WHAT YOU SHOULD DO :: Look through the data for the string "name". Copy every line where it is found.

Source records
◇ ◇ ◇ ◇ ◇ ◇ ◇
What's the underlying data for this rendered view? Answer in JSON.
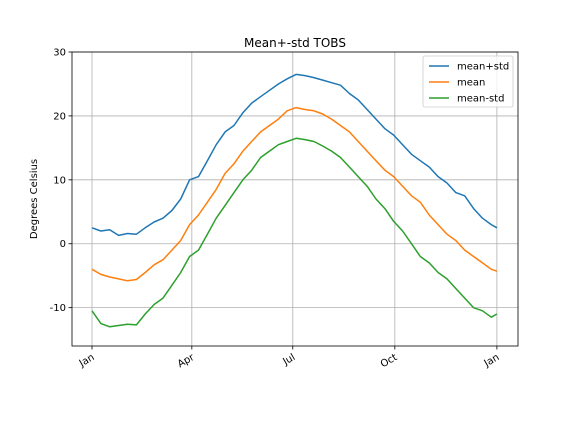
{
  "chart_data": {
    "type": "line",
    "title": "Mean+-std   TOBS",
    "xlabel": "",
    "ylabel": "Degrees Celsius",
    "xlim": [
      0,
      366
    ],
    "ylim": [
      -16,
      30
    ],
    "yticks": [
      -10,
      0,
      10,
      20,
      30
    ],
    "xticks": [
      {
        "label": "Jan",
        "day": 0
      },
      {
        "label": "Apr",
        "day": 90
      },
      {
        "label": "Jul",
        "day": 181
      },
      {
        "label": "Oct",
        "day": 273
      },
      {
        "label": "Jan",
        "day": 365
      }
    ],
    "grid": true,
    "legend_position": "top-right",
    "series": [
      {
        "name": "mean+std",
        "color": "#1f77b4",
        "x": [
          0,
          8,
          16,
          24,
          32,
          40,
          48,
          56,
          64,
          72,
          80,
          88,
          96,
          104,
          112,
          120,
          128,
          136,
          144,
          152,
          160,
          168,
          176,
          184,
          192,
          200,
          208,
          216,
          224,
          232,
          240,
          248,
          256,
          264,
          272,
          280,
          288,
          296,
          304,
          312,
          320,
          328,
          336,
          344,
          352,
          360,
          365
        ],
        "values": [
          2.5,
          2,
          2.2,
          1.3,
          1.6,
          1.5,
          2.5,
          3.4,
          4,
          5.2,
          7,
          10,
          10.5,
          13,
          15.5,
          17.5,
          18.5,
          20.5,
          22,
          23,
          24,
          25,
          25.8,
          26.5,
          26.3,
          26,
          25.6,
          25.2,
          24.8,
          23.5,
          22.5,
          21,
          19.5,
          18,
          17,
          15.5,
          14,
          13,
          12,
          10.5,
          9.5,
          8,
          7.5,
          5.5,
          4,
          3,
          2.5
        ]
      },
      {
        "name": "mean",
        "color": "#ff7f0e",
        "x": [
          0,
          8,
          16,
          24,
          32,
          40,
          48,
          56,
          64,
          72,
          80,
          88,
          96,
          104,
          112,
          120,
          128,
          136,
          144,
          152,
          160,
          168,
          176,
          184,
          192,
          200,
          208,
          216,
          224,
          232,
          240,
          248,
          256,
          264,
          272,
          280,
          288,
          296,
          304,
          312,
          320,
          328,
          336,
          344,
          352,
          360,
          365
        ],
        "values": [
          -4,
          -4.8,
          -5.2,
          -5.5,
          -5.8,
          -5.6,
          -4.5,
          -3.3,
          -2.5,
          -1,
          0.5,
          3,
          4.5,
          6.5,
          8.5,
          11,
          12.5,
          14.5,
          16,
          17.5,
          18.5,
          19.5,
          20.8,
          21.3,
          21,
          20.8,
          20.3,
          19.5,
          18.5,
          17.5,
          16,
          14.5,
          13,
          11.5,
          10.5,
          9,
          7.5,
          6.5,
          4.5,
          3,
          1.5,
          0.5,
          -1,
          -2,
          -3,
          -4,
          -4.3
        ]
      },
      {
        "name": "mean-std",
        "color": "#2ca02c",
        "x": [
          0,
          8,
          16,
          24,
          32,
          40,
          48,
          56,
          64,
          72,
          80,
          88,
          96,
          104,
          112,
          120,
          128,
          136,
          144,
          152,
          160,
          168,
          176,
          184,
          192,
          200,
          208,
          216,
          224,
          232,
          240,
          248,
          256,
          264,
          272,
          280,
          288,
          296,
          304,
          312,
          320,
          328,
          336,
          344,
          352,
          360,
          365
        ],
        "values": [
          -10.5,
          -12.5,
          -13,
          -12.8,
          -12.6,
          -12.7,
          -11,
          -9.5,
          -8.5,
          -6.5,
          -4.5,
          -2,
          -1,
          1.5,
          4,
          6,
          8,
          10,
          11.5,
          13.5,
          14.5,
          15.5,
          16,
          16.5,
          16.3,
          16,
          15.3,
          14.5,
          13.5,
          12,
          10.5,
          9,
          7,
          5.5,
          3.5,
          2,
          0,
          -2,
          -3,
          -4.5,
          -5.5,
          -7,
          -8.5,
          -10,
          -10.5,
          -11.5,
          -11
        ]
      }
    ]
  }
}
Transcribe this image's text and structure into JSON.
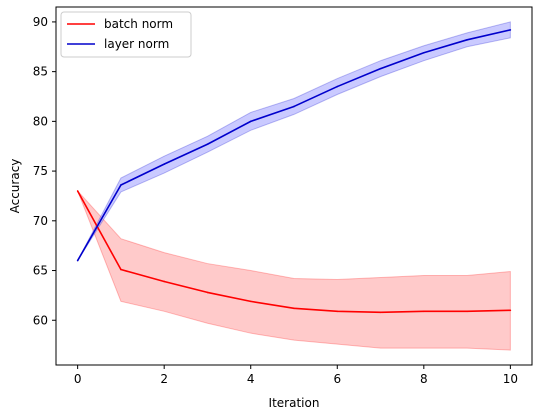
{
  "chart_data": {
    "type": "line",
    "title": "",
    "xlabel": "Iteration",
    "ylabel": "Accuracy",
    "xlim": [
      -0.5,
      10.5
    ],
    "ylim": [
      55.5,
      91.5
    ],
    "xticks": [
      0,
      2,
      4,
      6,
      8,
      10
    ],
    "yticks": [
      60,
      65,
      70,
      75,
      80,
      85,
      90
    ],
    "grid": false,
    "legend_position": "top-left",
    "x": [
      0,
      1,
      2,
      3,
      4,
      5,
      6,
      7,
      8,
      9,
      10
    ],
    "series": [
      {
        "name": "batch norm",
        "color": "#ff0000",
        "band_color": "#ffb3b3",
        "values": [
          73.0,
          65.1,
          63.9,
          62.8,
          61.9,
          61.2,
          60.9,
          60.8,
          60.9,
          60.9,
          61.0
        ],
        "lower": [
          73.0,
          61.9,
          60.9,
          59.7,
          58.7,
          58.0,
          57.6,
          57.2,
          57.2,
          57.2,
          57.0
        ],
        "upper": [
          73.0,
          68.2,
          66.8,
          65.7,
          65.0,
          64.2,
          64.1,
          64.3,
          64.5,
          64.5,
          64.9
        ]
      },
      {
        "name": "layer norm",
        "color": "#0000cc",
        "band_color": "#b3b3ff",
        "values": [
          66.0,
          73.6,
          75.7,
          77.7,
          80.0,
          81.5,
          83.5,
          85.3,
          86.9,
          88.2,
          89.2
        ],
        "lower": [
          66.0,
          72.9,
          74.8,
          76.9,
          79.1,
          80.7,
          82.7,
          84.5,
          86.1,
          87.5,
          88.4
        ],
        "upper": [
          66.0,
          74.3,
          76.5,
          78.5,
          80.9,
          82.3,
          84.3,
          86.1,
          87.6,
          88.9,
          90.0
        ]
      }
    ]
  }
}
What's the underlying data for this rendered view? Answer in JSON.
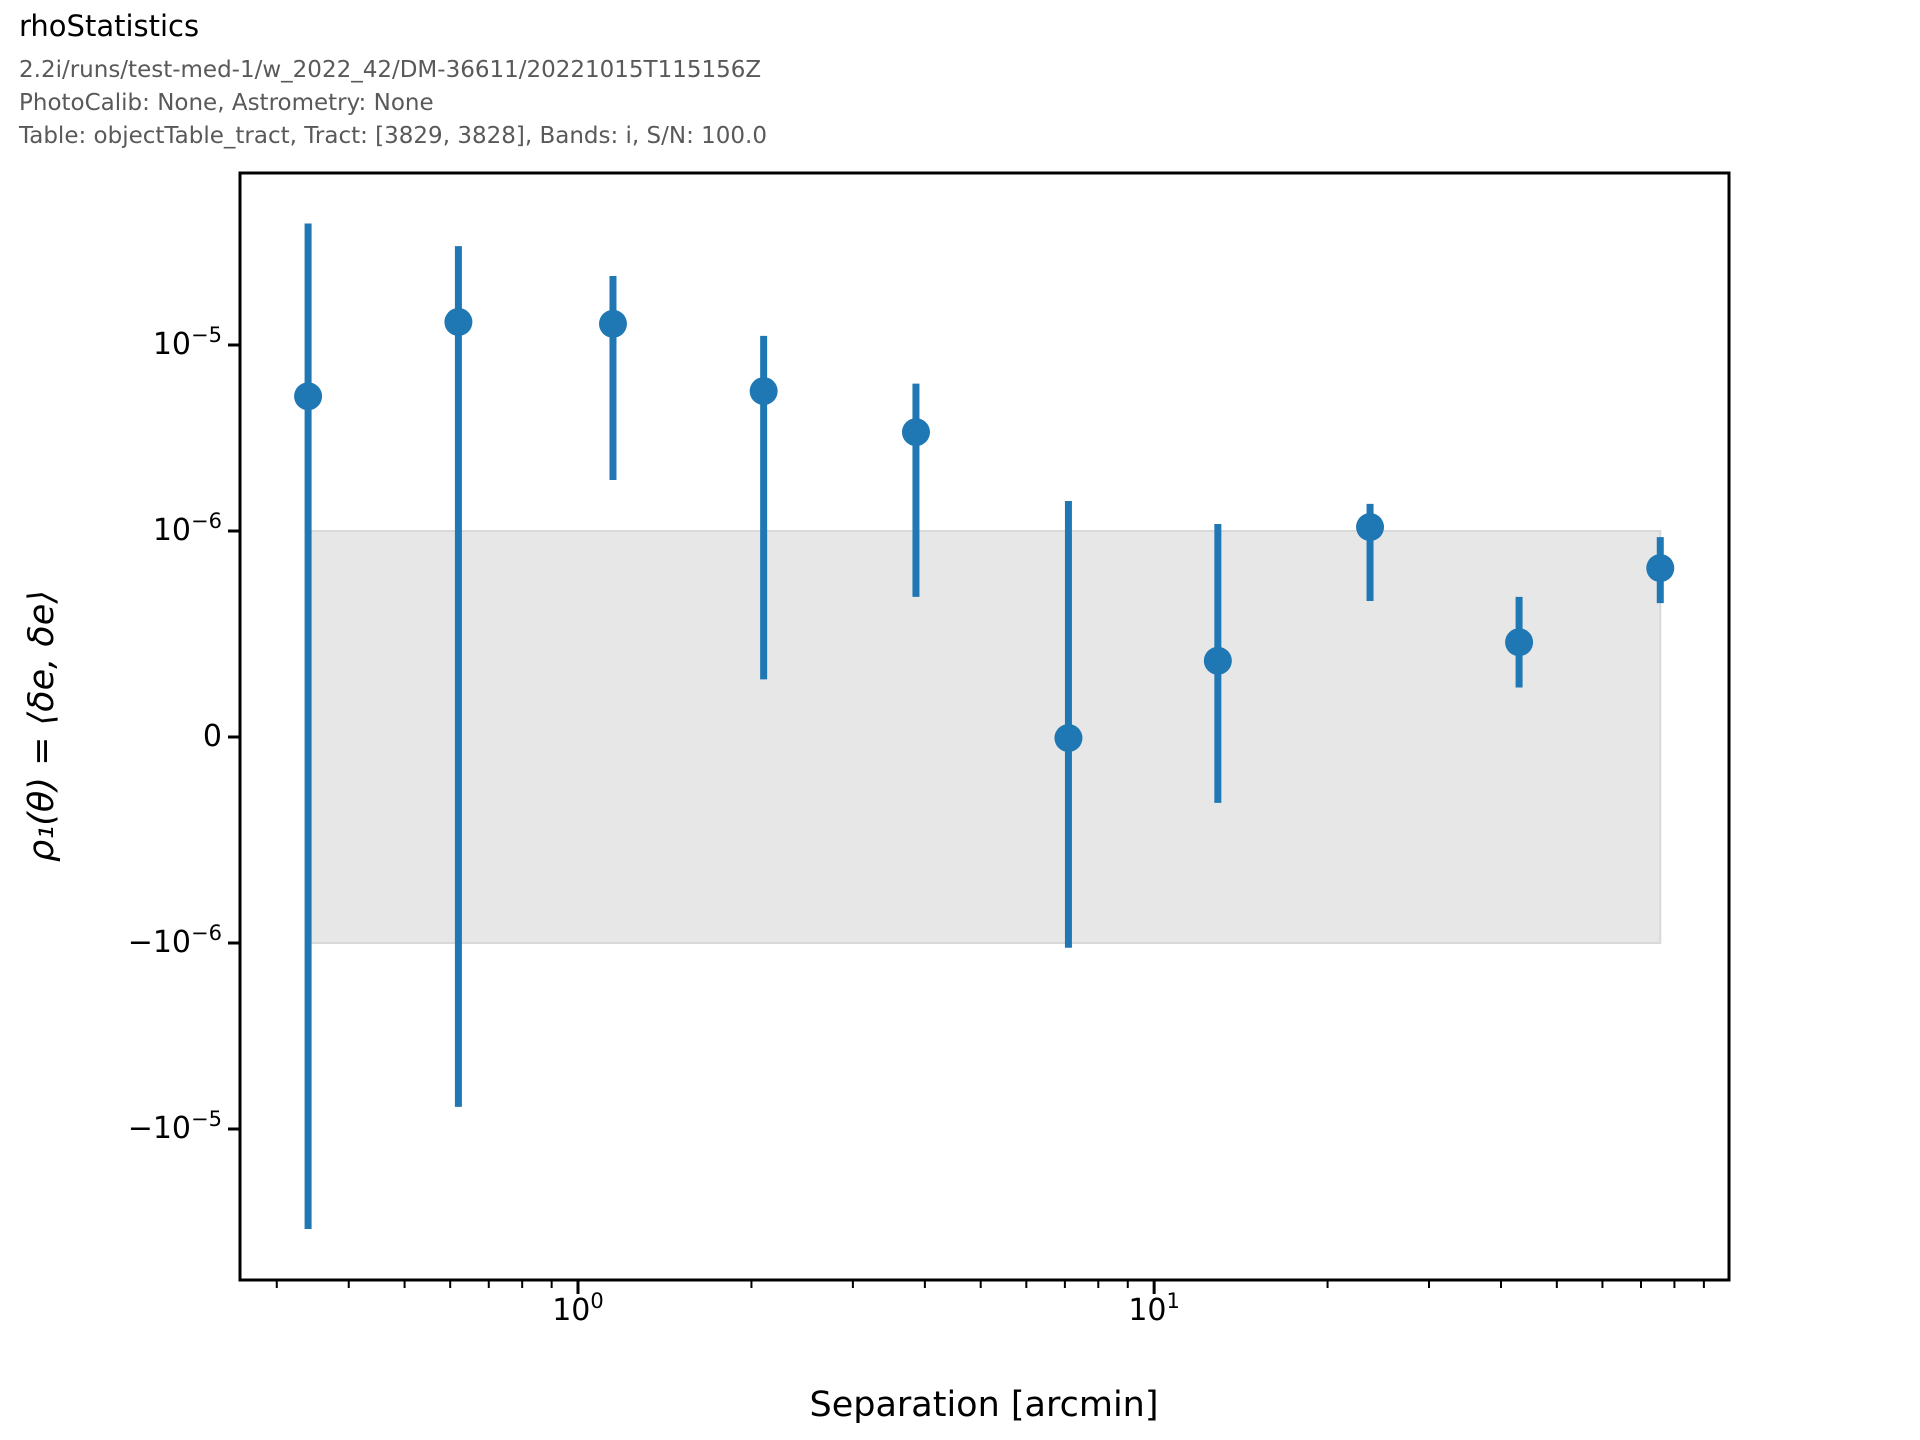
{
  "header": {
    "title": "rhoStatistics",
    "subtitle_lines": [
      "2.2i/runs/test-med-1/w_2022_42/DM-36611/20221015T115156Z",
      "PhotoCalib: None, Astrometry: None",
      "Table: objectTable_tract, Tract: [3829, 3828], Bands: i, S/N: 100.0"
    ]
  },
  "chart_data": {
    "type": "scatter",
    "title": "rhoStatistics",
    "xlabel": "Separation [arcmin]",
    "ylabel": "ρ₁(θ) = ⟨δe, δe⟩",
    "x_scale": "log",
    "y_scale": "symlog",
    "y_linthresh": 1e-06,
    "xlim": [
      0.259,
      99.5
    ],
    "ylim": [
      -6.5e-05,
      8.4e-05
    ],
    "grid": false,
    "legend": "none",
    "x": [
      0.34,
      0.62,
      1.15,
      2.1,
      3.86,
      7.1,
      12.9,
      23.7,
      43.0,
      75.6
    ],
    "y": [
      5.3e-06,
      1.33e-05,
      1.3e-05,
      5.65e-06,
      3.4e-06,
      -5e-09,
      3.7e-07,
      1.05e-06,
      4.6e-07,
      8.2e-07
    ],
    "err_hi": [
      4.5e-05,
      3.4e-05,
      2.35e-05,
      1.12e-05,
      6.2e-06,
      1.45e-06,
      1.09e-06,
      1.4e-06,
      6.8e-07,
      9.7e-07
    ],
    "err_lo": [
      -3.45e-05,
      -7.6e-06,
      1.88e-06,
      2.8e-07,
      6.8e-07,
      -1.06e-06,
      -3.2e-07,
      6.6e-07,
      2.4e-07,
      6.5e-07
    ],
    "band": {
      "y_min": -1e-06,
      "y_max": 1e-06,
      "x_min": 0.34,
      "x_max": 75.6
    },
    "x_ticks": [
      {
        "value": 1,
        "base": "10",
        "exp": "0"
      },
      {
        "value": 10,
        "base": "10",
        "exp": "1"
      }
    ],
    "y_ticks": [
      {
        "value": 1e-05,
        "sign": "",
        "base": "10",
        "exp": "−5"
      },
      {
        "value": 1e-06,
        "sign": "",
        "base": "10",
        "exp": "−6"
      },
      {
        "value": 0,
        "sign": "",
        "base": "0",
        "exp": ""
      },
      {
        "value": -1e-06,
        "sign": "−",
        "base": "10",
        "exp": "−6"
      },
      {
        "value": -1e-05,
        "sign": "−",
        "base": "10",
        "exp": "−5"
      }
    ]
  },
  "colors": {
    "marker": "#1f77b4",
    "band_fill": "#e7e7e7",
    "band_edge": "#d9d9d9",
    "axis": "#000000",
    "title": "#000000",
    "subtitle": "#595959",
    "tick_label": "#000000"
  }
}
◇ ◇ ◇ ◇ ◇ ◇ ◇
OUTPUT OF THE TASK ::
        "name": "mean+std",
        "name": "mean",
        "name": "mean-std",
        "name": "batch norm",
        "name": "layer norm",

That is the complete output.